ENTRIES SHOWN:
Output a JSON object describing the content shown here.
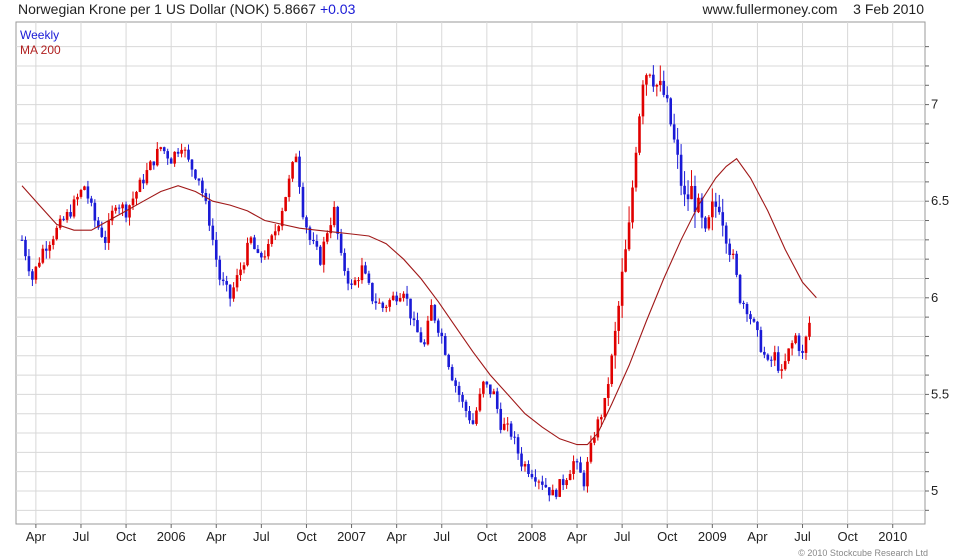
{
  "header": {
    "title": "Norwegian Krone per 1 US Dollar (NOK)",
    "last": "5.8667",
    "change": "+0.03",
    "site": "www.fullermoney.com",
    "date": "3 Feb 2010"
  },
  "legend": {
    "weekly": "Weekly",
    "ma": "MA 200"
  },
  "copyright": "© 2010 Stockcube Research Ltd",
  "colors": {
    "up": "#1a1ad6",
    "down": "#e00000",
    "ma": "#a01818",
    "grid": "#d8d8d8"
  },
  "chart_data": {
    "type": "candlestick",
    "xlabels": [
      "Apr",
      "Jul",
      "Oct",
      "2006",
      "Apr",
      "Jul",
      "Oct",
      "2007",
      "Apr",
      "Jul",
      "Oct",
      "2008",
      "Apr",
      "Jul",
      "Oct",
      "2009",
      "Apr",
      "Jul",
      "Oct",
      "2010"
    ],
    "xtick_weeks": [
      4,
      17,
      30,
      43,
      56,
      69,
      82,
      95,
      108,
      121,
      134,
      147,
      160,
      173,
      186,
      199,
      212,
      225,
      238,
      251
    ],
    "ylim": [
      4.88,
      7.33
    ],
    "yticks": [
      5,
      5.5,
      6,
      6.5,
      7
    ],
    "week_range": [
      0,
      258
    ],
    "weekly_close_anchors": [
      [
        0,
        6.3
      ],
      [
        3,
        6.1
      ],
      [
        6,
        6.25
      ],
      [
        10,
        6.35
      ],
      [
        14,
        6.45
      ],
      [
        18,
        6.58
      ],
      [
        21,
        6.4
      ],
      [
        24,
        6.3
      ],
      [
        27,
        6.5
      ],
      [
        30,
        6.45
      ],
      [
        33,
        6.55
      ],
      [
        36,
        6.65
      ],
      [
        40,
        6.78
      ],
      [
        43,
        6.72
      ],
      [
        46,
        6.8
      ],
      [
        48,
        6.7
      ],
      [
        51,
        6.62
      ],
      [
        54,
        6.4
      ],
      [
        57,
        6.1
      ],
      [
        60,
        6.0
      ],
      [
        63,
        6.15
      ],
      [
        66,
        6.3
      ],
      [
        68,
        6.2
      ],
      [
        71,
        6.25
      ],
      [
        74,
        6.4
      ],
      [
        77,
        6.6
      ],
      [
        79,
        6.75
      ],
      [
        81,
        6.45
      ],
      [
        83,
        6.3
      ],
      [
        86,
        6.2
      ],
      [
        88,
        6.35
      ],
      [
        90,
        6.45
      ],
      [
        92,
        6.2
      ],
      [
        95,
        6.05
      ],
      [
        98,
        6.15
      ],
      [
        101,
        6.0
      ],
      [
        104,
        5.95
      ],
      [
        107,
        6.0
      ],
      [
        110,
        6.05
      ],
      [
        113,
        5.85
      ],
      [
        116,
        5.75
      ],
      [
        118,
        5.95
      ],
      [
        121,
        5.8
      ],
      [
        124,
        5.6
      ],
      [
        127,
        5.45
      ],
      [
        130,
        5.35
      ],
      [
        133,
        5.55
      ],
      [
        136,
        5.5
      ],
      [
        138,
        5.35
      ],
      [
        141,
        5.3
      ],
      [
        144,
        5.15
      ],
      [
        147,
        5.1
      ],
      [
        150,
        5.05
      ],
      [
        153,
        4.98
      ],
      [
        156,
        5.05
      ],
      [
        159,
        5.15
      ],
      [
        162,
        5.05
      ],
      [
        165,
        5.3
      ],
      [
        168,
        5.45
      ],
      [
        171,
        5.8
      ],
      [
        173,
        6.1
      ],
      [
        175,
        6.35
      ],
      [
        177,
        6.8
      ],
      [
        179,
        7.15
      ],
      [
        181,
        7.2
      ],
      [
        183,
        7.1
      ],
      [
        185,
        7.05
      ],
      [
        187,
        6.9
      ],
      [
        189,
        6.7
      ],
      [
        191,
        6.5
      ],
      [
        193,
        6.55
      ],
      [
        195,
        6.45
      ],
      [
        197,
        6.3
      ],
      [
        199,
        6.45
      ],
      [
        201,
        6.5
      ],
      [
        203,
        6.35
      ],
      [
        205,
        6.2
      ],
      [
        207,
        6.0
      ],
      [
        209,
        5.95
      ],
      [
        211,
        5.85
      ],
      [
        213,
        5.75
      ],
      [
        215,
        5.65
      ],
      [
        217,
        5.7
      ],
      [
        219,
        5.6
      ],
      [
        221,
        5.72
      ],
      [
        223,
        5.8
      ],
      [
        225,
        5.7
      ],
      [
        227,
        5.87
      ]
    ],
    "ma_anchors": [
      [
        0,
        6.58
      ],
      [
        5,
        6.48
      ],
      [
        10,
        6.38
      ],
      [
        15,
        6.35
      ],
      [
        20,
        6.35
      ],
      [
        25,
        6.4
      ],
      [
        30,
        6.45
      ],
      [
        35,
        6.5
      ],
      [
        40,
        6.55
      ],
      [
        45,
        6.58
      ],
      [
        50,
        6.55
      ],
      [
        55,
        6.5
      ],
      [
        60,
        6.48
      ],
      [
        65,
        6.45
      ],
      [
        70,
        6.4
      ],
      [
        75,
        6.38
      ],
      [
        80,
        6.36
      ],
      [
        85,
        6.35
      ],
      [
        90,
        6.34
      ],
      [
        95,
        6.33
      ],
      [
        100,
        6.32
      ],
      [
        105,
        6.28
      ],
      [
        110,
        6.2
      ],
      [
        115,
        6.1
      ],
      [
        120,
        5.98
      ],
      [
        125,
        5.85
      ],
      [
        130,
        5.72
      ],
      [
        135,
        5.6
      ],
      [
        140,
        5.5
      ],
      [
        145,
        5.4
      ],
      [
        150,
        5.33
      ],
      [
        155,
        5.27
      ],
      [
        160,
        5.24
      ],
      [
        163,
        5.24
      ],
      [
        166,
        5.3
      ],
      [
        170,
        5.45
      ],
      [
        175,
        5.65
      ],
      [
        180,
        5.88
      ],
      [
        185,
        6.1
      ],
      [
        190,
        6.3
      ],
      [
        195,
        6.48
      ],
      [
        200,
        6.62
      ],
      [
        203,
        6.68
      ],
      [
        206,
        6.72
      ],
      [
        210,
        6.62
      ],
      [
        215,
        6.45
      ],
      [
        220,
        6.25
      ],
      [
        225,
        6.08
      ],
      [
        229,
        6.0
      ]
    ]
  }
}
* * *
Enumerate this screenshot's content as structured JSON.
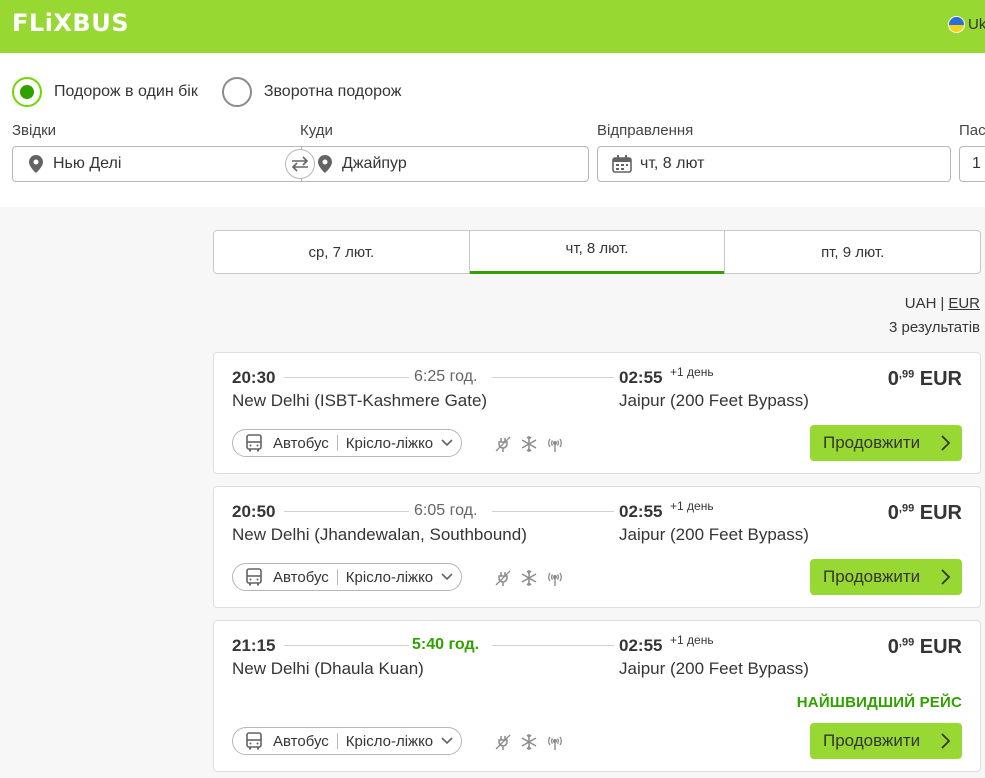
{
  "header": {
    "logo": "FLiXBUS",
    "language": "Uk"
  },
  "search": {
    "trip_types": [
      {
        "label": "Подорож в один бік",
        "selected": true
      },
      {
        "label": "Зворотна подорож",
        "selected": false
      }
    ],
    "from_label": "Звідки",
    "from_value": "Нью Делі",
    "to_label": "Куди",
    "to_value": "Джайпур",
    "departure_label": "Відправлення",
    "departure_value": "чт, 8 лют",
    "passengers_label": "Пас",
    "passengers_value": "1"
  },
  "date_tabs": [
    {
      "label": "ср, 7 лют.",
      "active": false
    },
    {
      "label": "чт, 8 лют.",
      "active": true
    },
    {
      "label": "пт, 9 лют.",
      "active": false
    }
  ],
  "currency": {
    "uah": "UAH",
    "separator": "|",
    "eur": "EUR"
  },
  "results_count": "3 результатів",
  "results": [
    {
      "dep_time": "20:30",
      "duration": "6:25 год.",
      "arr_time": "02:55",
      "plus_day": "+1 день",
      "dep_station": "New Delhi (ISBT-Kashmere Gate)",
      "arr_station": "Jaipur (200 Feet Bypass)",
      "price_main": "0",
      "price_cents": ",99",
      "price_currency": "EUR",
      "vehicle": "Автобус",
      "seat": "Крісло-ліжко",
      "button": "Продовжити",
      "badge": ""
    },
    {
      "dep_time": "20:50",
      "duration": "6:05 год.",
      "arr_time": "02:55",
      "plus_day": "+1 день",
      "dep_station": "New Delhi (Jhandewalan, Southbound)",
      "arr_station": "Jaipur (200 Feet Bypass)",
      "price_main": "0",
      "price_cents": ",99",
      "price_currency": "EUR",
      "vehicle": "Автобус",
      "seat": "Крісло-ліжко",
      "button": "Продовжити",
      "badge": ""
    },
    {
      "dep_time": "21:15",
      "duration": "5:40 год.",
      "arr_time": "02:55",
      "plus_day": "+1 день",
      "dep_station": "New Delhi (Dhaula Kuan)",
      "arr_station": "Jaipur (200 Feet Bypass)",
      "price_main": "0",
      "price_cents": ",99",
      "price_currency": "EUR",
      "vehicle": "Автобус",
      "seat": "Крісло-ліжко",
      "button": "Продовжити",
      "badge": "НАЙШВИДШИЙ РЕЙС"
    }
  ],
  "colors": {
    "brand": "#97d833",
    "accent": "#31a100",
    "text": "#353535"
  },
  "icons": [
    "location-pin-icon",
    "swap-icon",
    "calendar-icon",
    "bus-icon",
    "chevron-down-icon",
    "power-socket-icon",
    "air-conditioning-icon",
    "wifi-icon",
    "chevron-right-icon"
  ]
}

EXERCISE:
From the records above, pull out every line containing the word "JSON".

EXERCISE RESULT:
Output a JSON object describing the content shown here.
Enumerate this screenshot's content as structured JSON.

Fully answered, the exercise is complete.